▶ Short exercise: Extract all lines in the data that contain the word "category".

▶ Dataset excerpts:
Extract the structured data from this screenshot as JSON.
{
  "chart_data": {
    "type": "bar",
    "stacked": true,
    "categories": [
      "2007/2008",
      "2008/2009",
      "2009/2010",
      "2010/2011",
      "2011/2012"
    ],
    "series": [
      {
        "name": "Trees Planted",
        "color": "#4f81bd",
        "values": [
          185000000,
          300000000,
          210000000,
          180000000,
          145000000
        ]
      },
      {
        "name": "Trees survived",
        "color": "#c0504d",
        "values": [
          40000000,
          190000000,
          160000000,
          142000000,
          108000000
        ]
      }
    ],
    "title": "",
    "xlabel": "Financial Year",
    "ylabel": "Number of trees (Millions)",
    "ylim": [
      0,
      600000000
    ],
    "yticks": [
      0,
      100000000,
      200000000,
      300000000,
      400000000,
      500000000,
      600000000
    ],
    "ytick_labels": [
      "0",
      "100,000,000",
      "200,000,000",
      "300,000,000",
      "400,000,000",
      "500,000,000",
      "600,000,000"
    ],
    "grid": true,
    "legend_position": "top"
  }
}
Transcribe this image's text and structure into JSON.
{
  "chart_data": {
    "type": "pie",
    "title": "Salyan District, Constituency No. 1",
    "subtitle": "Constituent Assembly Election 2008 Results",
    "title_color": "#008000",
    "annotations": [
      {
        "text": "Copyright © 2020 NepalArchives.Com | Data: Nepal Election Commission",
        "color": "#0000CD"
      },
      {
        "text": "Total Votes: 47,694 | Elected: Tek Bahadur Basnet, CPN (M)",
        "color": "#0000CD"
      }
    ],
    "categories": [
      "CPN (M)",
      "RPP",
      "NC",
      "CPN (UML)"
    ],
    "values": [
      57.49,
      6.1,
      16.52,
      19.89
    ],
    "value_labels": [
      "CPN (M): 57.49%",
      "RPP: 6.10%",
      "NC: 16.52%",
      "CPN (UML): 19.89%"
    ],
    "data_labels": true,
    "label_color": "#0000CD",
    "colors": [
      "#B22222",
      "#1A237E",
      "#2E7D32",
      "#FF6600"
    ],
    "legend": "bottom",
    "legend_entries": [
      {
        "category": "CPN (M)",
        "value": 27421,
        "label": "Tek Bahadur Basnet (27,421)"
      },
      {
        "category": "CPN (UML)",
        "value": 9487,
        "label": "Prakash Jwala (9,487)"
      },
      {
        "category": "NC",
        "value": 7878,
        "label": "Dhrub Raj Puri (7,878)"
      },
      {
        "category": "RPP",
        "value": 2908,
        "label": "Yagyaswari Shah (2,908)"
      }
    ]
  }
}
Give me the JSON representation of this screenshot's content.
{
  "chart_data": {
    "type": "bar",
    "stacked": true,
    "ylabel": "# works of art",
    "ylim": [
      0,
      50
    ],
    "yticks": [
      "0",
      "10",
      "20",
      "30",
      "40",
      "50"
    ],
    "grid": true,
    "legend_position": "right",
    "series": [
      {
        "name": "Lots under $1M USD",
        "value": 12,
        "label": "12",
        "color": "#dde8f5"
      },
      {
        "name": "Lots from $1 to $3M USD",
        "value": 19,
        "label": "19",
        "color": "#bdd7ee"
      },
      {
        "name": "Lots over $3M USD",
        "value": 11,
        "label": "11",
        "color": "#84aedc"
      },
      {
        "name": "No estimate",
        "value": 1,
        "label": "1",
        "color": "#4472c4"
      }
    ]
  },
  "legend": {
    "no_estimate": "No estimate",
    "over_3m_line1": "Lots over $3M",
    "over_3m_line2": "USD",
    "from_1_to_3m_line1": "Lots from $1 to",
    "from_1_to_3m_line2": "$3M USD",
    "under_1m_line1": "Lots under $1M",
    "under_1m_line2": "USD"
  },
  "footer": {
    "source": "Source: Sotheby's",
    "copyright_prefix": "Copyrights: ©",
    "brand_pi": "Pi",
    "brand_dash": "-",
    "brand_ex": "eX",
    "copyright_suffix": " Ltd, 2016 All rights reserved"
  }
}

▶ Exercise solution:
        "category": "CPN (M)",
        "category": "CPN (UML)",
        "category": "NC",
        "category": "RPP",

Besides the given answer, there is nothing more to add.